[Start DATA ENTRIES]

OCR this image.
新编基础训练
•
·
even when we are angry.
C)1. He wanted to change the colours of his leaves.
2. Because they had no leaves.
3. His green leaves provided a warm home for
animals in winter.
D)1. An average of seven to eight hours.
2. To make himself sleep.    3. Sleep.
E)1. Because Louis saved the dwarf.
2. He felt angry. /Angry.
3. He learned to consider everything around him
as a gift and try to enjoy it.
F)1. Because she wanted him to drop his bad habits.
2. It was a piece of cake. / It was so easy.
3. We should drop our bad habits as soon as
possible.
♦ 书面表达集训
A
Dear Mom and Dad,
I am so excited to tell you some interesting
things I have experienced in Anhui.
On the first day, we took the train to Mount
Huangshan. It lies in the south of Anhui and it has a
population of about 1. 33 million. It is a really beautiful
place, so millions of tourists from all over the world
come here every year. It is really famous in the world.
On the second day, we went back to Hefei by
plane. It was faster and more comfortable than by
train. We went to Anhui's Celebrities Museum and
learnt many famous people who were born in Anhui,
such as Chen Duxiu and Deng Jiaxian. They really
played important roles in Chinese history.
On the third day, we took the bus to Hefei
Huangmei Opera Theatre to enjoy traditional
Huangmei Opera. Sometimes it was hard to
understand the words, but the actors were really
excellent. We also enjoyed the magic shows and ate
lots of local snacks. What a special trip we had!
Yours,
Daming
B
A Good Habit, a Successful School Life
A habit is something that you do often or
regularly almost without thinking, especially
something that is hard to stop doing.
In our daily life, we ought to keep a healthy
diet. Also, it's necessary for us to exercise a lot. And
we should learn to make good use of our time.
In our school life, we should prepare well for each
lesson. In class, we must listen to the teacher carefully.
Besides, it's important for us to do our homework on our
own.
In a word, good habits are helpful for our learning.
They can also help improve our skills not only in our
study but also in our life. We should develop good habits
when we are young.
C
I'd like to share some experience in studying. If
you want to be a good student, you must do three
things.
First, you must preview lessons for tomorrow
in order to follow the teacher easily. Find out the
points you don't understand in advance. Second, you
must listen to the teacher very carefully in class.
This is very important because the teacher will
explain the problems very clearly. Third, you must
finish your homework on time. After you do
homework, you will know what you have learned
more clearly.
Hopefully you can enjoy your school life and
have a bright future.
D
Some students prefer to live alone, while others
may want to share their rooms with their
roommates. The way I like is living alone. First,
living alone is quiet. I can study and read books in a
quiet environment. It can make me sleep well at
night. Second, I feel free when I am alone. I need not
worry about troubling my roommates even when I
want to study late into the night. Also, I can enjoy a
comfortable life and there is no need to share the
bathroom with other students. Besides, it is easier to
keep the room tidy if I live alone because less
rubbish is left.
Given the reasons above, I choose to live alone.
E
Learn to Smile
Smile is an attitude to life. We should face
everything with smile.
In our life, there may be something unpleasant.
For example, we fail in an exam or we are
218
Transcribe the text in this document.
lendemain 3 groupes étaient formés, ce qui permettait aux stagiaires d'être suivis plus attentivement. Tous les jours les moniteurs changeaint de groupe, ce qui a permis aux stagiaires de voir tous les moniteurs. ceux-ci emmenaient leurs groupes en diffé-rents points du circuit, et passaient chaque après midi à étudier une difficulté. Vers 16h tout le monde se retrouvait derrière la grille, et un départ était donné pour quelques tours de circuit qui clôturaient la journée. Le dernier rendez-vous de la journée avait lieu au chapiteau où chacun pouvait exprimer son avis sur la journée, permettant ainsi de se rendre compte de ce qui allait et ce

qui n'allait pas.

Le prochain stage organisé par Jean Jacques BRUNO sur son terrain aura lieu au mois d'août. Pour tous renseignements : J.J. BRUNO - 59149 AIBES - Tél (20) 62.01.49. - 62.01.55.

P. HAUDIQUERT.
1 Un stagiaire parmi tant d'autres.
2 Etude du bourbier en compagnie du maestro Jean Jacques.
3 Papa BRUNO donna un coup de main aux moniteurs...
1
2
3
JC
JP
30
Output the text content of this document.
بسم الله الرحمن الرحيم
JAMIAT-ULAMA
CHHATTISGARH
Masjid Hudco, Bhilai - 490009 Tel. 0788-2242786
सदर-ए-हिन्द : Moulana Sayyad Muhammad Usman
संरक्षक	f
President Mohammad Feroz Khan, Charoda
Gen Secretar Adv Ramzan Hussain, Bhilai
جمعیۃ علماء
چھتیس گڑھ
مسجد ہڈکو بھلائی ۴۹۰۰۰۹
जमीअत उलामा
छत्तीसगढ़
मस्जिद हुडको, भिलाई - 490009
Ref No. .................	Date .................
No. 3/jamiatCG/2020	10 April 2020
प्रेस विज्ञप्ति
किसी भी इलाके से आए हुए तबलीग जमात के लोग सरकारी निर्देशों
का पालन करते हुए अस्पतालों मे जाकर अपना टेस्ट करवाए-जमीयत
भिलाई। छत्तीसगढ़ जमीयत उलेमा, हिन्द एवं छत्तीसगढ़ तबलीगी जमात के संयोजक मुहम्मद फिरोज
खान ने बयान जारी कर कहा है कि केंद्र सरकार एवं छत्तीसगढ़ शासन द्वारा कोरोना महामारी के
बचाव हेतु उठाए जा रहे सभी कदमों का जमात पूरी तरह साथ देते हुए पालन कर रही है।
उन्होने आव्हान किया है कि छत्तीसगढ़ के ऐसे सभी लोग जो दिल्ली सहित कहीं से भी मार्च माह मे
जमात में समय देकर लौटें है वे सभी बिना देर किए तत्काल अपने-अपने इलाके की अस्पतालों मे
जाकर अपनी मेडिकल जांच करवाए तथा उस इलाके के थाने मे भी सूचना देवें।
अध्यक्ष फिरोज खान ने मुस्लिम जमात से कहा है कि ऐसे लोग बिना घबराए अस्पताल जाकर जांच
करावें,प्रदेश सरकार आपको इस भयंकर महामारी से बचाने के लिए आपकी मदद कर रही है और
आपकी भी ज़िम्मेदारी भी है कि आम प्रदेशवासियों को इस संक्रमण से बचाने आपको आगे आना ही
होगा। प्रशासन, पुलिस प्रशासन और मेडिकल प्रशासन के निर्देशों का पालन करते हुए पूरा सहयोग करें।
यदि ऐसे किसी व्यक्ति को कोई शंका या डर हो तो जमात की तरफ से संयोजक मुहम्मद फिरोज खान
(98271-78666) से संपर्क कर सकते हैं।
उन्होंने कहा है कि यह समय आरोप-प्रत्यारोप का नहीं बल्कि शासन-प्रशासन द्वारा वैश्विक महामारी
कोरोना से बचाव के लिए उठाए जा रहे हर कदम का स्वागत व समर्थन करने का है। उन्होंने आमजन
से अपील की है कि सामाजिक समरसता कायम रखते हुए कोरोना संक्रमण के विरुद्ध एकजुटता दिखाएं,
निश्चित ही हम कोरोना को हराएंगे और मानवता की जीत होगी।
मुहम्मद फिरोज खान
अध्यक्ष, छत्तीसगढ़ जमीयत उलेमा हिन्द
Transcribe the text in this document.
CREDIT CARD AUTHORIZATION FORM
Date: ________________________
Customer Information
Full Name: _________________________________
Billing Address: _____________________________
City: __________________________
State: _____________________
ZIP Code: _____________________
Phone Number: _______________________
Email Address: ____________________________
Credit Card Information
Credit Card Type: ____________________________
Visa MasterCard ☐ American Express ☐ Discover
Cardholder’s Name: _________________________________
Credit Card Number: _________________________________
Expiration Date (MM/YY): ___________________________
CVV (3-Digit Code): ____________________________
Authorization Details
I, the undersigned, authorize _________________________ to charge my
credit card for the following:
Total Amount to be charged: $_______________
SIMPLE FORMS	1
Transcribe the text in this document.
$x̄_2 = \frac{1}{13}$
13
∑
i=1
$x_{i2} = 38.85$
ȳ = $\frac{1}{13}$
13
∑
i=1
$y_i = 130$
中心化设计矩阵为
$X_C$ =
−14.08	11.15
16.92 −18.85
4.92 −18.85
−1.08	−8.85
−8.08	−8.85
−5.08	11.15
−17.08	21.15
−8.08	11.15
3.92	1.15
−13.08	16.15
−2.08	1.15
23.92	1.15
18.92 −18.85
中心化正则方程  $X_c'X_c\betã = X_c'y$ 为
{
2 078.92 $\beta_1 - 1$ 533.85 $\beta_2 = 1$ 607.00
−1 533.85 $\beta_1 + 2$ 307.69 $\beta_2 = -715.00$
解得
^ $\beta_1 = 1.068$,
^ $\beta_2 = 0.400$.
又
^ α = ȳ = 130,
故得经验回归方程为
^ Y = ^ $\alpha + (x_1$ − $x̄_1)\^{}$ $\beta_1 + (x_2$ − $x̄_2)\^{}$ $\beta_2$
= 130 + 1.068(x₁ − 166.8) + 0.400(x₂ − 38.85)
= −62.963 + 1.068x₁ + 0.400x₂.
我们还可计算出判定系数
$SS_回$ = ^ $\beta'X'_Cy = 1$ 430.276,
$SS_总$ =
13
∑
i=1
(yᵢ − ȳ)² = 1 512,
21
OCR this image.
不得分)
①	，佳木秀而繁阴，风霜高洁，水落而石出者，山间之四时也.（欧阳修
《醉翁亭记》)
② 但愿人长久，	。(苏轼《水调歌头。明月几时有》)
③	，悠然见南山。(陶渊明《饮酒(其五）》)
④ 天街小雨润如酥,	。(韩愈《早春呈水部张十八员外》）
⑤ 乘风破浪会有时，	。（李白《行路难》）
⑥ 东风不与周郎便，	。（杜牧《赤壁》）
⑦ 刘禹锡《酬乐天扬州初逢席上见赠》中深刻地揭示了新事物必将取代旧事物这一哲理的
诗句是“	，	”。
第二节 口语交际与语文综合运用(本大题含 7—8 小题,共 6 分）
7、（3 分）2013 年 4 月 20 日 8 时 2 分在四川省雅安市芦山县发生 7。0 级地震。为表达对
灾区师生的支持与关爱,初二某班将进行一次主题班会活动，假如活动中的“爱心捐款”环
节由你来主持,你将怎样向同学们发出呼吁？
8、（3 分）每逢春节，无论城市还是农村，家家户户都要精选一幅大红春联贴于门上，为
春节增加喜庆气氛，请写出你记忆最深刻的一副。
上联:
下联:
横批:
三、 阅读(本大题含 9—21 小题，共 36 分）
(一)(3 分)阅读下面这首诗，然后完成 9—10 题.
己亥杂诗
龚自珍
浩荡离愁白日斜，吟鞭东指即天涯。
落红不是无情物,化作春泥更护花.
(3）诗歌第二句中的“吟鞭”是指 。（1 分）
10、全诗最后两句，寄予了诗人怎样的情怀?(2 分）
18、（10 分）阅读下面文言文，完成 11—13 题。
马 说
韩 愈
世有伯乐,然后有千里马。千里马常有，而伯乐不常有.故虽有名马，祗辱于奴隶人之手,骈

[End DATA ENTRIES]

Pick out the lines that contain "carefully" and copy them.

lesson. In class, we must listen to the teacher carefully.
must listen to the teacher very carefully in class.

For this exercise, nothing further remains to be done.